**EXERCISE GOAL:**
Pictures aside, write out every record exactly as it appears.

+++

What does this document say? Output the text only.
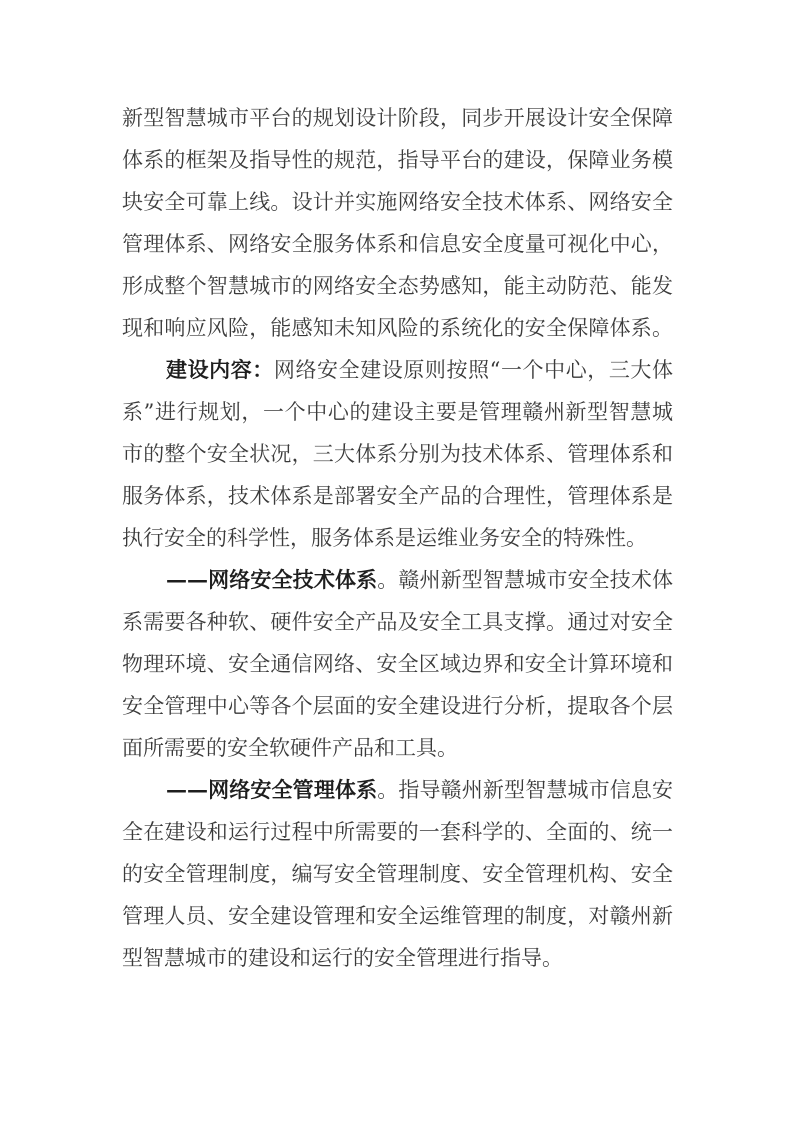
新型智慧城市平台的规划设计阶段，同步开展设计安全保障
体系的框架及指导性的规范，指导平台的建设，保障业务模
块安全可靠上线。设计并实施网络安全技术体系、网络安全
管理体系、网络安全服务体系和信息安全度量可视化中心，
形成整个智慧城市的网络安全态势感知，能主动防范、能发
现和响应风险，能感知未知风险的系统化的安全保障体系。
建设内容：网络安全建设原则按照“一个中心，三大体
系”进行规划，一个中心的建设主要是管理赣州新型智慧城
市的整个安全状况，三大体系分别为技术体系、管理体系和
服务体系，技术体系是部署安全产品的合理性，管理体系是
执行安全的科学性，服务体系是运维业务安全的特殊性。
——网络安全技术体系。赣州新型智慧城市安全技术体
系需要各种软、硬件安全产品及安全工具支撑。通过对安全
物理环境、安全通信网络、安全区域边界和安全计算环境和
安全管理中心等各个层面的安全建设进行分析，提取各个层
面所需要的安全软硬件产品和工具。
——网络安全管理体系。指导赣州新型智慧城市信息安
全在建设和运行过程中所需要的一套科学的、全面的、统一
的安全管理制度，编写安全管理制度、安全管理机构、安全
管理人员、安全建设管理和安全运维管理的制度，对赣州新
型智慧城市的建设和运行的安全管理进行指导。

+++

**RESPONSE:**
What does this document say? Output the text only.
新型智慧城市平台的规划设计阶段，同步开展设计安全保障
体系的框架及指导性的规范，指导平台的建设，保障业务模
块安全可靠上线。设计并实施网络安全技术体系、网络安全
管理体系、网络安全服务体系和信息安全度量可视化中心，
形成整个智慧城市的网络安全态势感知，能主动防范、能发
现和响应风险，能感知未知风险的系统化的安全保障体系。
建设内容：网络安全建设原则按照“一个中心，三大体
系”进行规划，一个中心的建设主要是管理赣州新型智慧城
市的整个安全状况，三大体系分别为技术体系、管理体系和
服务体系，技术体系是部署安全产品的合理性，管理体系是
执行安全的科学性，服务体系是运维业务安全的特殊性。
——网络安全技术体系。赣州新型智慧城市安全技术体
系需要各种软、硬件安全产品及安全工具支撑。通过对安全
物理环境、安全通信网络、安全区域边界和安全计算环境和
安全管理中心等各个层面的安全建设进行分析，提取各个层
面所需要的安全软硬件产品和工具。
——网络安全管理体系。指导赣州新型智慧城市信息安
全在建设和运行过程中所需要的一套科学的、全面的、统一
的安全管理制度，编写安全管理制度、安全管理机构、安全
管理人员、安全建设管理和安全运维管理的制度，对赣州新
型智慧城市的建设和运行的安全管理进行指导。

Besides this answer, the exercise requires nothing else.